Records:
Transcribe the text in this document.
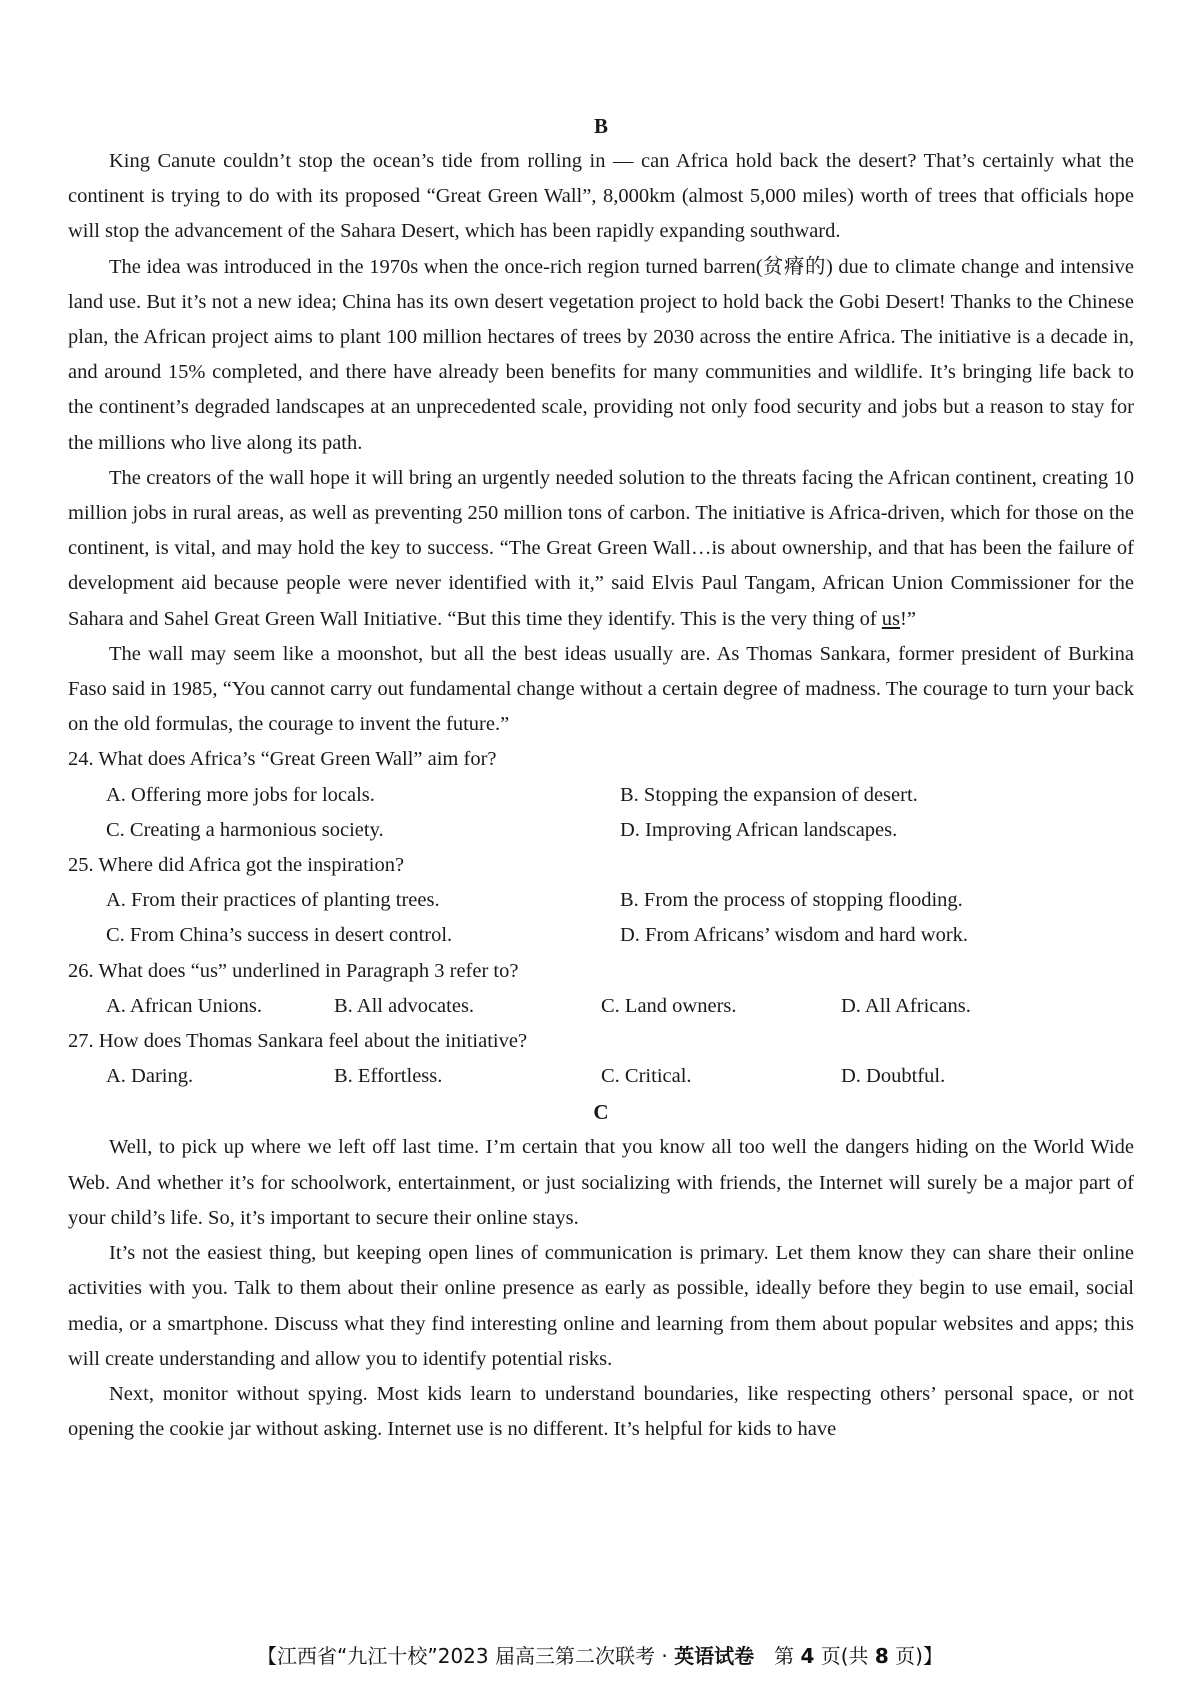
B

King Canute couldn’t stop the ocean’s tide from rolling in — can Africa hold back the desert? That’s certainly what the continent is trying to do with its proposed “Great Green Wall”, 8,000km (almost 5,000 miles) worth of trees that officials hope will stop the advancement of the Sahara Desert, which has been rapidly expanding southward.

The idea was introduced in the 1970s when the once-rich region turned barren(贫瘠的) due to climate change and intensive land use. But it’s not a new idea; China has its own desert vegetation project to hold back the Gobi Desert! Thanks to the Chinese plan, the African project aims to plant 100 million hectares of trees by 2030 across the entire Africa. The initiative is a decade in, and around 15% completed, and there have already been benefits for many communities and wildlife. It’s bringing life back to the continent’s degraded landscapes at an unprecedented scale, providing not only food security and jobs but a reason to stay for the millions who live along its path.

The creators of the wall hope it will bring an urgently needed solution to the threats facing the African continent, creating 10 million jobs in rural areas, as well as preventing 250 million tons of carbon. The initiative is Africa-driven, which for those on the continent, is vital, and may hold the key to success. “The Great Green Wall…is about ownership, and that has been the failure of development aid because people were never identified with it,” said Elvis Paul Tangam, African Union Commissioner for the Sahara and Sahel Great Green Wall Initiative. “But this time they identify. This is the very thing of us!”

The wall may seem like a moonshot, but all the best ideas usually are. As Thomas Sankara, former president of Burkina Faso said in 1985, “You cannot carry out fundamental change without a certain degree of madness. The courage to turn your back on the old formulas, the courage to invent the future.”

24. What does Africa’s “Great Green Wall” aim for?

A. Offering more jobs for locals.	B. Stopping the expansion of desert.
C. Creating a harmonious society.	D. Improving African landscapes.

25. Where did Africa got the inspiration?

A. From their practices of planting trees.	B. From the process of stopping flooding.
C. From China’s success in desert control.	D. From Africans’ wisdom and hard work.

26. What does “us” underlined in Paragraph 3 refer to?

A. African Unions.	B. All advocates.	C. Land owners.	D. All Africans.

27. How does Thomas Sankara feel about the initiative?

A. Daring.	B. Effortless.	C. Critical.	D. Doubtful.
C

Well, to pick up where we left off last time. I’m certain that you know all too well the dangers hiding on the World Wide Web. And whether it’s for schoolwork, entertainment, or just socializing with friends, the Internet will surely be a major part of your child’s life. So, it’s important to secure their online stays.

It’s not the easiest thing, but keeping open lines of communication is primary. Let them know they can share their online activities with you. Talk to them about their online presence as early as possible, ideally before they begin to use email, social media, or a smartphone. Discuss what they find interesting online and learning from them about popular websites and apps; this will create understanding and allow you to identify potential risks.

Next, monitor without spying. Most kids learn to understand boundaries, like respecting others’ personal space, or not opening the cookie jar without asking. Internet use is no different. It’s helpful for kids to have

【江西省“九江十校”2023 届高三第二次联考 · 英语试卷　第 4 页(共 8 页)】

### [Problem requirements]
Say how many lines above contain the string "landscapes". Answer with the number only.

### [Answer below]
2